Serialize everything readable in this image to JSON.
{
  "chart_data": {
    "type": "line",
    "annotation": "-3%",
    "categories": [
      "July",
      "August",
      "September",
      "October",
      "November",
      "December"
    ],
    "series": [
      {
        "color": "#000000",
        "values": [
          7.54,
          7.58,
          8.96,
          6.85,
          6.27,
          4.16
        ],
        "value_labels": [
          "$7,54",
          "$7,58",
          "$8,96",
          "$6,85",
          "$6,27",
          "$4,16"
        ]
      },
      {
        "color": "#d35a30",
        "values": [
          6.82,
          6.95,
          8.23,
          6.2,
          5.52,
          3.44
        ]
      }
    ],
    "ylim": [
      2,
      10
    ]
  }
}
====
> **DO THIS**:
Type the material above out again, exactly.

> **WRITTEN ANSWER**:
Serialize everything readable in this image to JSON.
{
  "chart_data": {
    "type": "line",
    "annotation": "-3%",
    "categories": [
      "July",
      "August",
      "September",
      "October",
      "November",
      "December"
    ],
    "series": [
      {
        "color": "#000000",
        "values": [
          7.54,
          7.58,
          8.96,
          6.85,
          6.27,
          4.16
        ],
        "value_labels": [
          "$7,54",
          "$7,58",
          "$8,96",
          "$6,85",
          "$6,27",
          "$4,16"
        ]
      },
      {
        "color": "#d35a30",
        "values": [
          6.82,
          6.95,
          8.23,
          6.2,
          5.52,
          3.44
        ]
      }
    ],
    "ylim": [
      2,
      10
    ]
  }
}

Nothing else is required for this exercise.